• [Required task]
Write out the data again in full, exactly as it reads.

• [Record excerpts]
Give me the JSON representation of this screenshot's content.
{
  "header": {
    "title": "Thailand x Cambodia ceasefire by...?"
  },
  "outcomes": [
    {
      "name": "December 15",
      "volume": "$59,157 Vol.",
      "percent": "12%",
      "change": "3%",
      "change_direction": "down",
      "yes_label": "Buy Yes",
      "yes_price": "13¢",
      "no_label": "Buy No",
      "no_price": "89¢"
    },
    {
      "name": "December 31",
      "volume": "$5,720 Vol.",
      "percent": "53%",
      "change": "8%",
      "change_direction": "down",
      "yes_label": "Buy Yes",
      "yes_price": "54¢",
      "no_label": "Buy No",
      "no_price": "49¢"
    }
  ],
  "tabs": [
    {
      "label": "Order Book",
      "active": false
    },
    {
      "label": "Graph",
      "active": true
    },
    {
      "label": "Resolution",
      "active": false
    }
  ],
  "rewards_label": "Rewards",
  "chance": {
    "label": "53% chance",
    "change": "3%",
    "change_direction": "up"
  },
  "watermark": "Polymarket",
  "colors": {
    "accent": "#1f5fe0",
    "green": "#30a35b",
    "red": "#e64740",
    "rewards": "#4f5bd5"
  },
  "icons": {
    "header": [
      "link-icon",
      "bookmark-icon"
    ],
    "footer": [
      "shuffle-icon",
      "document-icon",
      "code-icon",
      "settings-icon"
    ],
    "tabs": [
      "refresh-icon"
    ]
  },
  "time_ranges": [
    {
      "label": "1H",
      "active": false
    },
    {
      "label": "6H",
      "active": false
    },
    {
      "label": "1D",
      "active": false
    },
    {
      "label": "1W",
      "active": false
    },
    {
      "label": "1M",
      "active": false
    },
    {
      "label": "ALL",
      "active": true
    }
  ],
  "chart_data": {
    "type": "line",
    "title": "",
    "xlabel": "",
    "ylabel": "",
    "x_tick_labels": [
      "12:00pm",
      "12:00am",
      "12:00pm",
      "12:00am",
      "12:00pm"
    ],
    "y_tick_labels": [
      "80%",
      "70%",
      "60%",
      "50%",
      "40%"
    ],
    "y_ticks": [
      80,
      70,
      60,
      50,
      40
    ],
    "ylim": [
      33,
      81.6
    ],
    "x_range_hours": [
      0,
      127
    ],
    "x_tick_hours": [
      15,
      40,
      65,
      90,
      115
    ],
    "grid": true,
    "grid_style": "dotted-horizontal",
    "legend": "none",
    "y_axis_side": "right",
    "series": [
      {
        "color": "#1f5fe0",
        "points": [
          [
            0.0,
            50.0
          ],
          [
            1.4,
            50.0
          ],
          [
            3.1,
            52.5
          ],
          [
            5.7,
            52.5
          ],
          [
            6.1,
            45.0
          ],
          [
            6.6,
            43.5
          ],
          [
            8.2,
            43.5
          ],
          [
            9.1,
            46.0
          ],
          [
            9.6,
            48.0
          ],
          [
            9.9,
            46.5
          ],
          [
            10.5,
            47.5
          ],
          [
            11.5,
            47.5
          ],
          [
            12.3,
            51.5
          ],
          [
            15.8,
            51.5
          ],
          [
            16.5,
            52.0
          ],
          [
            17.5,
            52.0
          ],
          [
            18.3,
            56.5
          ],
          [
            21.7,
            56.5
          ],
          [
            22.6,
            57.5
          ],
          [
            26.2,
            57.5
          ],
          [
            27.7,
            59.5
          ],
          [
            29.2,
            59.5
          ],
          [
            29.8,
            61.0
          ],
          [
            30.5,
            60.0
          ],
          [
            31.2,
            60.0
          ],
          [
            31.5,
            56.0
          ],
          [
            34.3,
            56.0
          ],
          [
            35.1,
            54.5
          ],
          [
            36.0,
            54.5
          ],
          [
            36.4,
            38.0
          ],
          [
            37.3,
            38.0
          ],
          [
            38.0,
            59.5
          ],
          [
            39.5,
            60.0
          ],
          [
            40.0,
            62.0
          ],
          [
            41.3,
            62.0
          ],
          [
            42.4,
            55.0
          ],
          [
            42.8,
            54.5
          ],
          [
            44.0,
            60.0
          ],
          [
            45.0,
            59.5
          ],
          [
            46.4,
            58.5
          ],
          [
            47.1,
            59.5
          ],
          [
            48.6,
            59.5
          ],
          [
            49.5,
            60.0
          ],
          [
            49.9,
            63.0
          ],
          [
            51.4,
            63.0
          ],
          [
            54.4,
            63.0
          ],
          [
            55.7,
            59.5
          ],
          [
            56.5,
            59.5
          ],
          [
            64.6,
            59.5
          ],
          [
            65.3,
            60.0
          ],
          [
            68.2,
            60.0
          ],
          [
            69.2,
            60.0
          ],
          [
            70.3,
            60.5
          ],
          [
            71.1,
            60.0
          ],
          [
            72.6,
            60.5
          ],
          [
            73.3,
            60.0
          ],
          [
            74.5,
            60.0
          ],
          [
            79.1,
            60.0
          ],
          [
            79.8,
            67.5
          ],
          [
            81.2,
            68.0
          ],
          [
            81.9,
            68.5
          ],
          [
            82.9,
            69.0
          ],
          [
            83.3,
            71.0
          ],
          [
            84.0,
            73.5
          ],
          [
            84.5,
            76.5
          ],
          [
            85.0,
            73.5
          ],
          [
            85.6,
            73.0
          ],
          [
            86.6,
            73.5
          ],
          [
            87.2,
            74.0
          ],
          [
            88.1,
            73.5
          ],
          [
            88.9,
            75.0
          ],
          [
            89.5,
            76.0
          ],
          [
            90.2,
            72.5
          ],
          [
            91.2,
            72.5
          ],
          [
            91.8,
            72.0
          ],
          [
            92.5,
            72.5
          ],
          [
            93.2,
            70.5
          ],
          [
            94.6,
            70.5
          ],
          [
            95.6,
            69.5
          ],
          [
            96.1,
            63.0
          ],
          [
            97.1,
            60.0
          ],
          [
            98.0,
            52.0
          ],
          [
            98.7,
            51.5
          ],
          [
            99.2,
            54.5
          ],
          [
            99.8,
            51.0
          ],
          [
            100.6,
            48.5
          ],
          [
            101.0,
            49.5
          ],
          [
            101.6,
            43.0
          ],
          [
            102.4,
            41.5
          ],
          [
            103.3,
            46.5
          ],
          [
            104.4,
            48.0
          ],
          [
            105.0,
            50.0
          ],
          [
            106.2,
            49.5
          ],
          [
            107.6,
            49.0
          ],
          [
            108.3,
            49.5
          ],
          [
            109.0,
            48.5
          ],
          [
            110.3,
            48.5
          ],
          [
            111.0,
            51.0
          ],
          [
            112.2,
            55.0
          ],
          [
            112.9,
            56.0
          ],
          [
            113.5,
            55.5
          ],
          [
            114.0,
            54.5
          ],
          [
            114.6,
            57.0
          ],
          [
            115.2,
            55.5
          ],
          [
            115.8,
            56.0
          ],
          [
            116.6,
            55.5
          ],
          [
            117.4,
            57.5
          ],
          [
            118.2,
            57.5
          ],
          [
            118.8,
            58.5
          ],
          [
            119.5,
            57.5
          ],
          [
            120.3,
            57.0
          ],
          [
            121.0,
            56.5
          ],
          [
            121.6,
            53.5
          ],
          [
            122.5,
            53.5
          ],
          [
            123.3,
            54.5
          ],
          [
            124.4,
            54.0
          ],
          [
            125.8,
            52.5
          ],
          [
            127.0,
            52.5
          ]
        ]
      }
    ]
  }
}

• [Completed task]
Give me the JSON representation of this screenshot's content.
{
  "header": {
    "title": "Thailand x Cambodia ceasefire by...?"
  },
  "outcomes": [
    {
      "name": "December 15",
      "volume": "$59,157 Vol.",
      "percent": "12%",
      "change": "3%",
      "change_direction": "down",
      "yes_label": "Buy Yes",
      "yes_price": "13¢",
      "no_label": "Buy No",
      "no_price": "89¢"
    },
    {
      "name": "December 31",
      "volume": "$5,720 Vol.",
      "percent": "53%",
      "change": "8%",
      "change_direction": "down",
      "yes_label": "Buy Yes",
      "yes_price": "54¢",
      "no_label": "Buy No",
      "no_price": "49¢"
    }
  ],
  "tabs": [
    {
      "label": "Order Book",
      "active": false
    },
    {
      "label": "Graph",
      "active": true
    },
    {
      "label": "Resolution",
      "active": false
    }
  ],
  "rewards_label": "Rewards",
  "chance": {
    "label": "53% chance",
    "change": "3%",
    "change_direction": "up"
  },
  "watermark": "Polymarket",
  "colors": {
    "accent": "#1f5fe0",
    "green": "#30a35b",
    "red": "#e64740",
    "rewards": "#4f5bd5"
  },
  "icons": {
    "header": [
      "link-icon",
      "bookmark-icon"
    ],
    "footer": [
      "shuffle-icon",
      "document-icon",
      "code-icon",
      "settings-icon"
    ],
    "tabs": [
      "refresh-icon"
    ]
  },
  "time_ranges": [
    {
      "label": "1H",
      "active": false
    },
    {
      "label": "6H",
      "active": false
    },
    {
      "label": "1D",
      "active": false
    },
    {
      "label": "1W",
      "active": false
    },
    {
      "label": "1M",
      "active": false
    },
    {
      "label": "ALL",
      "active": true
    }
  ],
  "chart_data": {
    "type": "line",
    "title": "",
    "xlabel": "",
    "ylabel": "",
    "x_tick_labels": [
      "12:00pm",
      "12:00am",
      "12:00pm",
      "12:00am",
      "12:00pm"
    ],
    "y_tick_labels": [
      "80%",
      "70%",
      "60%",
      "50%",
      "40%"
    ],
    "y_ticks": [
      80,
      70,
      60,
      50,
      40
    ],
    "ylim": [
      33,
      81.6
    ],
    "x_range_hours": [
      0,
      127
    ],
    "x_tick_hours": [
      15,
      40,
      65,
      90,
      115
    ],
    "grid": true,
    "grid_style": "dotted-horizontal",
    "legend": "none",
    "y_axis_side": "right",
    "series": [
      {
        "color": "#1f5fe0",
        "points": [
          [
            0.0,
            50.0
          ],
          [
            1.4,
            50.0
          ],
          [
            3.1,
            52.5
          ],
          [
            5.7,
            52.5
          ],
          [
            6.1,
            45.0
          ],
          [
            6.6,
            43.5
          ],
          [
            8.2,
            43.5
          ],
          [
            9.1,
            46.0
          ],
          [
            9.6,
            48.0
          ],
          [
            9.9,
            46.5
          ],
          [
            10.5,
            47.5
          ],
          [
            11.5,
            47.5
          ],
          [
            12.3,
            51.5
          ],
          [
            15.8,
            51.5
          ],
          [
            16.5,
            52.0
          ],
          [
            17.5,
            52.0
          ],
          [
            18.3,
            56.5
          ],
          [
            21.7,
            56.5
          ],
          [
            22.6,
            57.5
          ],
          [
            26.2,
            57.5
          ],
          [
            27.7,
            59.5
          ],
          [
            29.2,
            59.5
          ],
          [
            29.8,
            61.0
          ],
          [
            30.5,
            60.0
          ],
          [
            31.2,
            60.0
          ],
          [
            31.5,
            56.0
          ],
          [
            34.3,
            56.0
          ],
          [
            35.1,
            54.5
          ],
          [
            36.0,
            54.5
          ],
          [
            36.4,
            38.0
          ],
          [
            37.3,
            38.0
          ],
          [
            38.0,
            59.5
          ],
          [
            39.5,
            60.0
          ],
          [
            40.0,
            62.0
          ],
          [
            41.3,
            62.0
          ],
          [
            42.4,
            55.0
          ],
          [
            42.8,
            54.5
          ],
          [
            44.0,
            60.0
          ],
          [
            45.0,
            59.5
          ],
          [
            46.4,
            58.5
          ],
          [
            47.1,
            59.5
          ],
          [
            48.6,
            59.5
          ],
          [
            49.5,
            60.0
          ],
          [
            49.9,
            63.0
          ],
          [
            51.4,
            63.0
          ],
          [
            54.4,
            63.0
          ],
          [
            55.7,
            59.5
          ],
          [
            56.5,
            59.5
          ],
          [
            64.6,
            59.5
          ],
          [
            65.3,
            60.0
          ],
          [
            68.2,
            60.0
          ],
          [
            69.2,
            60.0
          ],
          [
            70.3,
            60.5
          ],
          [
            71.1,
            60.0
          ],
          [
            72.6,
            60.5
          ],
          [
            73.3,
            60.0
          ],
          [
            74.5,
            60.0
          ],
          [
            79.1,
            60.0
          ],
          [
            79.8,
            67.5
          ],
          [
            81.2,
            68.0
          ],
          [
            81.9,
            68.5
          ],
          [
            82.9,
            69.0
          ],
          [
            83.3,
            71.0
          ],
          [
            84.0,
            73.5
          ],
          [
            84.5,
            76.5
          ],
          [
            85.0,
            73.5
          ],
          [
            85.6,
            73.0
          ],
          [
            86.6,
            73.5
          ],
          [
            87.2,
            74.0
          ],
          [
            88.1,
            73.5
          ],
          [
            88.9,
            75.0
          ],
          [
            89.5,
            76.0
          ],
          [
            90.2,
            72.5
          ],
          [
            91.2,
            72.5
          ],
          [
            91.8,
            72.0
          ],
          [
            92.5,
            72.5
          ],
          [
            93.2,
            70.5
          ],
          [
            94.6,
            70.5
          ],
          [
            95.6,
            69.5
          ],
          [
            96.1,
            63.0
          ],
          [
            97.1,
            60.0
          ],
          [
            98.0,
            52.0
          ],
          [
            98.7,
            51.5
          ],
          [
            99.2,
            54.5
          ],
          [
            99.8,
            51.0
          ],
          [
            100.6,
            48.5
          ],
          [
            101.0,
            49.5
          ],
          [
            101.6,
            43.0
          ],
          [
            102.4,
            41.5
          ],
          [
            103.3,
            46.5
          ],
          [
            104.4,
            48.0
          ],
          [
            105.0,
            50.0
          ],
          [
            106.2,
            49.5
          ],
          [
            107.6,
            49.0
          ],
          [
            108.3,
            49.5
          ],
          [
            109.0,
            48.5
          ],
          [
            110.3,
            48.5
          ],
          [
            111.0,
            51.0
          ],
          [
            112.2,
            55.0
          ],
          [
            112.9,
            56.0
          ],
          [
            113.5,
            55.5
          ],
          [
            114.0,
            54.5
          ],
          [
            114.6,
            57.0
          ],
          [
            115.2,
            55.5
          ],
          [
            115.8,
            56.0
          ],
          [
            116.6,
            55.5
          ],
          [
            117.4,
            57.5
          ],
          [
            118.2,
            57.5
          ],
          [
            118.8,
            58.5
          ],
          [
            119.5,
            57.5
          ],
          [
            120.3,
            57.0
          ],
          [
            121.0,
            56.5
          ],
          [
            121.6,
            53.5
          ],
          [
            122.5,
            53.5
          ],
          [
            123.3,
            54.5
          ],
          [
            124.4,
            54.0
          ],
          [
            125.8,
            52.5
          ],
          [
            127.0,
            52.5
          ]
        ]
      }
    ]
  }
}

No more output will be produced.